• **Extrait du texte**:
# # # # # # #

Rénovation du quadrilatère Richelieu
  Le projet de rénovation du site historique de Richelieu, longtemps différé pour des raisons budgétaires, entre maintenant dans une phase décisive. Entretien avec Suzanne Jouguelet, adjointe au directeur des Collections.
  Le quadrilatère Richelieu
© Photo IGN
  Pouvez-vous nous rappeler pourquoi il était indispensable de se mobiliser pour garantir la réalisation de ce projet ?
La rénovation du quadrilatère Richelieu, répond avant tout à un impératif de mise en sécurité d’un bâtiment dont les installations, notamment électriques, ne répondaient plus de longue date aux normes en vigueur. Cette réhabilitation permettra d’offrir aux collections, aux agents et aux lecteurs des conditions d’accueil dignes du site historique de la BnF. Ajoutons que le transfert des collections d’imprimés sur le nouveau site de la BnF, en 1997-1998, avait libéré de nombreux espaces, qu’il convenait de réorganiser pour mieux exercer les missions d’accueil du public et de conservation et de valorisation des trésors de notre patrimoine. L’ambition est double : remédier à la vétusté des bâtiments et des équipements pour satisfaire aux normes en vigueur, redéployer et mettre en valeur les collections spécialisées de la BnF au profit d’un public élargi et diversifié. Enfin, de nouveaux partenaires nous rejoignent, enrichissant encore l’offre : les bibliothèques de l’Institut national d’histoire de l’art (INHA) et de l’École nationale des chartes (ENC) occuperont à nos côtés une partie des espaces du quadrilatère Richelieu.

Quels départements de la BnF sont concernés par ce projet ?

Ce chantier majeur bénéficiera, du fait de la triple amélioration des services au public, de la conservation des documents et du fonctionnement interne, à l’ensemble des départements de collections installés sur le site : Arts du spectacle, Cartes et plans, Estampes et photographie, Manuscrits, Monnaies, médailles et antiques, Recherche bibliographique – celui de la Musique étant situé dans un bâtiment voisin, rue de Louvois. L’accueil du public et l’ensemble des services qui lui sont associés – les expositions, la reproduction, les ateliers de restauration, les services logistiques et techniques – tireront également profit des réaménagements. La transformation des accès et des circulations au sein des bâtiments représente un enjeu fort.

Qui assure le pilotage du projet ?

# # # # # # #

• **Enregistrements présentés**:

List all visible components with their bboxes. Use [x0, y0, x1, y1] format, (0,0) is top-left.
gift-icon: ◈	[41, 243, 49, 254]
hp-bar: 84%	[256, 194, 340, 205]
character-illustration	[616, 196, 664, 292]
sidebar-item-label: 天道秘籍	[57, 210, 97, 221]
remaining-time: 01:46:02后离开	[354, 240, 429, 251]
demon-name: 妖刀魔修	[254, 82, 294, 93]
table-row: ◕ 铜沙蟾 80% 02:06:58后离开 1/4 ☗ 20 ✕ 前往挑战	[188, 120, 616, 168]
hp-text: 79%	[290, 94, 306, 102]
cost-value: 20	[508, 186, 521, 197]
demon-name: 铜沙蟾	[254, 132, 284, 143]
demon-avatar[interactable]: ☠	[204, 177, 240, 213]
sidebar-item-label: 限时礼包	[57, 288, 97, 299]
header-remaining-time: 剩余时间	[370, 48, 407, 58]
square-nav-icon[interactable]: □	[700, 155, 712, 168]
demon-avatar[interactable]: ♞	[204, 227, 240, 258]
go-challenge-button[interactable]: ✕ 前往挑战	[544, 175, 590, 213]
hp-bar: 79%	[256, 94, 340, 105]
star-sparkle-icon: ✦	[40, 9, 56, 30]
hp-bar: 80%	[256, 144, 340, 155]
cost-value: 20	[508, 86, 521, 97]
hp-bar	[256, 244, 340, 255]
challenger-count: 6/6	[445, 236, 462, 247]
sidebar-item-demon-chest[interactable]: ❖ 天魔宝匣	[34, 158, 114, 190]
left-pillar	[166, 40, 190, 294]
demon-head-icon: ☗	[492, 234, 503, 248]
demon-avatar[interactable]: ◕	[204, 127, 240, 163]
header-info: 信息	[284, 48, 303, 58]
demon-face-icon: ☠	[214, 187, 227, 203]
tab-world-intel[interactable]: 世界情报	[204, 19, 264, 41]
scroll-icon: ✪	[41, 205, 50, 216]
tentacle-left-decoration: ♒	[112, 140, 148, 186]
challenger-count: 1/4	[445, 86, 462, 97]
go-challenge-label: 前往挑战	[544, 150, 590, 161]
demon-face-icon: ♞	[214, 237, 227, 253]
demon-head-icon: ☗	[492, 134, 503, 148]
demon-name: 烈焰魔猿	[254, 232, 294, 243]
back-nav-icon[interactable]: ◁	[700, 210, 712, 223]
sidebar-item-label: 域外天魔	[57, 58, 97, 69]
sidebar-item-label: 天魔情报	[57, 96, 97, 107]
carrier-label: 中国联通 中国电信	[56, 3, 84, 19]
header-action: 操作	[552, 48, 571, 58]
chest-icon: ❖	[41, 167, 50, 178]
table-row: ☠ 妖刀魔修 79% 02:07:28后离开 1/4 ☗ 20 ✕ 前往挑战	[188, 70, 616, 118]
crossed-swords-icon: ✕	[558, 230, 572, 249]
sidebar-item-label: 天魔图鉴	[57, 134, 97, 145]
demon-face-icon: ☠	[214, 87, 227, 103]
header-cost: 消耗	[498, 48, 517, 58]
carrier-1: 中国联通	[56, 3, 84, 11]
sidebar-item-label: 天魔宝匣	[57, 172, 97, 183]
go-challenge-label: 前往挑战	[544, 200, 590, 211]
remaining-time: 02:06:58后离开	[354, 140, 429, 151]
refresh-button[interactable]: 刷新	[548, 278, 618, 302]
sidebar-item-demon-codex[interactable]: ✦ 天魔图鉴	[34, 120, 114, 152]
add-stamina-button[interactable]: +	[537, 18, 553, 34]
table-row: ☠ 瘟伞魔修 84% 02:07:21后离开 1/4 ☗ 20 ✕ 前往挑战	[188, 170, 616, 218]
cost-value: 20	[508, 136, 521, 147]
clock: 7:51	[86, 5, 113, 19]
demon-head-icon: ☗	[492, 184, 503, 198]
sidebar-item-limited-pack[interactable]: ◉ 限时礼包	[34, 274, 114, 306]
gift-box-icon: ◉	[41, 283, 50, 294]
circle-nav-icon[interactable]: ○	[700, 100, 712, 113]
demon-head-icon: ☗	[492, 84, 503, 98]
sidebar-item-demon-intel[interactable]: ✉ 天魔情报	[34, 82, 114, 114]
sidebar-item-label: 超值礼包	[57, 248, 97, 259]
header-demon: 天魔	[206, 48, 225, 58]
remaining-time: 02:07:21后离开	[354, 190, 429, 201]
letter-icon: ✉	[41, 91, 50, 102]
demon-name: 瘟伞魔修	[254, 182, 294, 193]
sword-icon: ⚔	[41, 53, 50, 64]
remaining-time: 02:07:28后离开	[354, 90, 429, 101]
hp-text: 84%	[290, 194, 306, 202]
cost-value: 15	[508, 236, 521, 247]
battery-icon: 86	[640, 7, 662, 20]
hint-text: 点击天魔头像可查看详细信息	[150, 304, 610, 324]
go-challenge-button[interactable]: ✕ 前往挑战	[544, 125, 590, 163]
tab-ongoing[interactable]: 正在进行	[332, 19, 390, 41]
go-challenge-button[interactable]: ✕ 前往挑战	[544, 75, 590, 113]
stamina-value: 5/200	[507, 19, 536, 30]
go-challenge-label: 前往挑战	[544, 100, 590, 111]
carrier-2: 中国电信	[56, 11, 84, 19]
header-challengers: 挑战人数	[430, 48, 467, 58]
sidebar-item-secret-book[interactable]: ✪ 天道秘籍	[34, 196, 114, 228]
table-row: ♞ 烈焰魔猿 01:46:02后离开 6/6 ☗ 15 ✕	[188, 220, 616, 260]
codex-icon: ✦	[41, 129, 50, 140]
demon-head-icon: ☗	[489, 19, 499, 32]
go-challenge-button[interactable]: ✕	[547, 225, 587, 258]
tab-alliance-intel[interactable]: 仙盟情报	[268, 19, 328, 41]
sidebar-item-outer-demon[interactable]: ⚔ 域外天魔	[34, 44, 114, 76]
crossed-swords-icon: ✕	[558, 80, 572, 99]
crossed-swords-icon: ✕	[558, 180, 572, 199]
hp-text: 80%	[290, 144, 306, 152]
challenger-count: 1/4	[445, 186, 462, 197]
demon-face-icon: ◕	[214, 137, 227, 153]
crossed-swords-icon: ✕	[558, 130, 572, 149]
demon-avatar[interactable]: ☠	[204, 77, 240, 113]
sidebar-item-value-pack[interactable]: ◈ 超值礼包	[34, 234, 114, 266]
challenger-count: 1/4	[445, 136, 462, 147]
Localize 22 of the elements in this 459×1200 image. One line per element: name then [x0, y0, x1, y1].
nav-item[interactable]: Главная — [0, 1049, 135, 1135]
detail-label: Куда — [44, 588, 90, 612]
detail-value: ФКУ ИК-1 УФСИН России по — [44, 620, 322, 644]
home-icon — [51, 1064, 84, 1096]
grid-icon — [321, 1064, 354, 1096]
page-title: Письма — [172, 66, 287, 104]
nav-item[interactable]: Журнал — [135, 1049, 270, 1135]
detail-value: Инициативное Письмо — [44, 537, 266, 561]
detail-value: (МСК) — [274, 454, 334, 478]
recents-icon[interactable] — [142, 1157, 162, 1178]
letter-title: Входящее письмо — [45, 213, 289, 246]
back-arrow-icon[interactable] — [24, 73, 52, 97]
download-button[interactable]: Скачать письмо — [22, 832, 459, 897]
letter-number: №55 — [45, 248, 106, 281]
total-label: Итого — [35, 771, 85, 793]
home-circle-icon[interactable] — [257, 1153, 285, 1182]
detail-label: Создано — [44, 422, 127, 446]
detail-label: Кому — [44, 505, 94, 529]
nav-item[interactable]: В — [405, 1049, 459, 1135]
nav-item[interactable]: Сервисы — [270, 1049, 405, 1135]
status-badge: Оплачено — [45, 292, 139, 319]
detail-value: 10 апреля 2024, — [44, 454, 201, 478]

# # # # # # #

• **Exercices**:
- A) D'après l'entretien sur la rénovation du quadrilatère Richelieu, quelles bibliothèques partenaires occuperont une partie des espaces du site aux côtés de la BnF ?
- B) Rédigez la suite de l'entretien sur la rénovation du quadrilatère Richelieu, à partir de sa dernière phrase.

• **Réponses aux exercices**:
- A) Celles de l'Institut national d'histoire de l'art (INHA) et de l'École nationale des chartes (ENC).

- B)
Depuis un arbitrage interministériel d’octobre 1998 définissant les grandes lignes de l’opération, le pilotage du projet a été confié par le ministère de la Culture et de la Communication (MCC) à l’Établissement public de maîtrise d’ouvrage des travaux culturels (Emoc). Ce dernier a engagé et dirigé les études de programmation et de phasage au profit de l’ensemble des partenaires. Son mandat pour lancer et conduire le réaménagement du site Richelieu, au nom du MCC et du ministère de l’Éducation nationale et de celui de l’Enseignement supérieur et de la Recherche, a été consigné dans une convention signée le 13 novembre 2006. L’Emoc travaille en concertation étroite avec les institutions bénéficiaires de la rénovation, la BnF étant l’exploitant de l’ensemble du quadrilatère Richelieu et son futur affectataire. L’Emoc élabore et gère des marchés, notamment celui de maîtrise d’œuvre des travaux, attribué à un groupement entre un cabinet d’architectes et des bureaux d’études.

Comment et par qui a été menée la programmation? Quelles en sont les grandes orientations ?
L’étude de programmation détaillée, conduite par Isabelle Crosnier, architecte et programmateur, en collaboration avec deux bureaux d’études, s’est traduite, en avril 2004, par un important dossier fonctionnel et technique.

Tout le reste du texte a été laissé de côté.